** Set exercise **
Copy out every line of the records below word for word, but leave out the pictures.

** Excerpted records **
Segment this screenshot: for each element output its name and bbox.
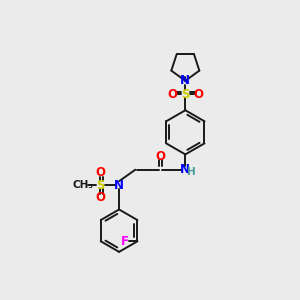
Text: N: N	[114, 178, 124, 191]
Text: S: S	[181, 88, 190, 100]
Text: H: H	[188, 167, 196, 177]
Text: N: N	[180, 74, 190, 87]
Text: S: S	[97, 178, 105, 191]
Text: F: F	[121, 235, 129, 248]
Text: O: O	[194, 88, 204, 100]
Text: O: O	[155, 150, 165, 163]
Text: N: N	[180, 163, 190, 176]
Text: CH₃: CH₃	[72, 180, 93, 190]
Text: O: O	[96, 191, 106, 204]
Text: O: O	[96, 166, 106, 179]
Text: O: O	[167, 88, 177, 100]
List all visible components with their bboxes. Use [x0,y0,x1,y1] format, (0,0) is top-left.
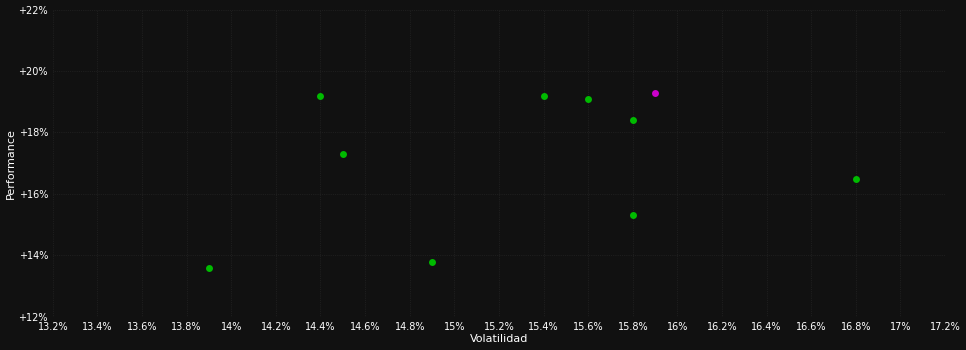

** Solution **
Segment this screenshot: for each element output its name and bbox.
Text: N: N	[114, 178, 124, 191]
Text: S: S	[181, 88, 190, 100]
Text: H: H	[188, 167, 196, 177]
Text: N: N	[180, 74, 190, 87]
Text: S: S	[97, 178, 105, 191]
Text: F: F	[121, 235, 129, 248]
Text: O: O	[194, 88, 204, 100]
Text: O: O	[155, 150, 165, 163]
Text: N: N	[180, 163, 190, 176]
Text: CH₃: CH₃	[72, 180, 93, 190]
Text: O: O	[96, 191, 106, 204]
Text: O: O	[96, 166, 106, 179]
Text: O: O	[167, 88, 177, 100]
List all visible components with their bboxes. Use [x0,y0,x1,y1] format, (0,0) is top-left.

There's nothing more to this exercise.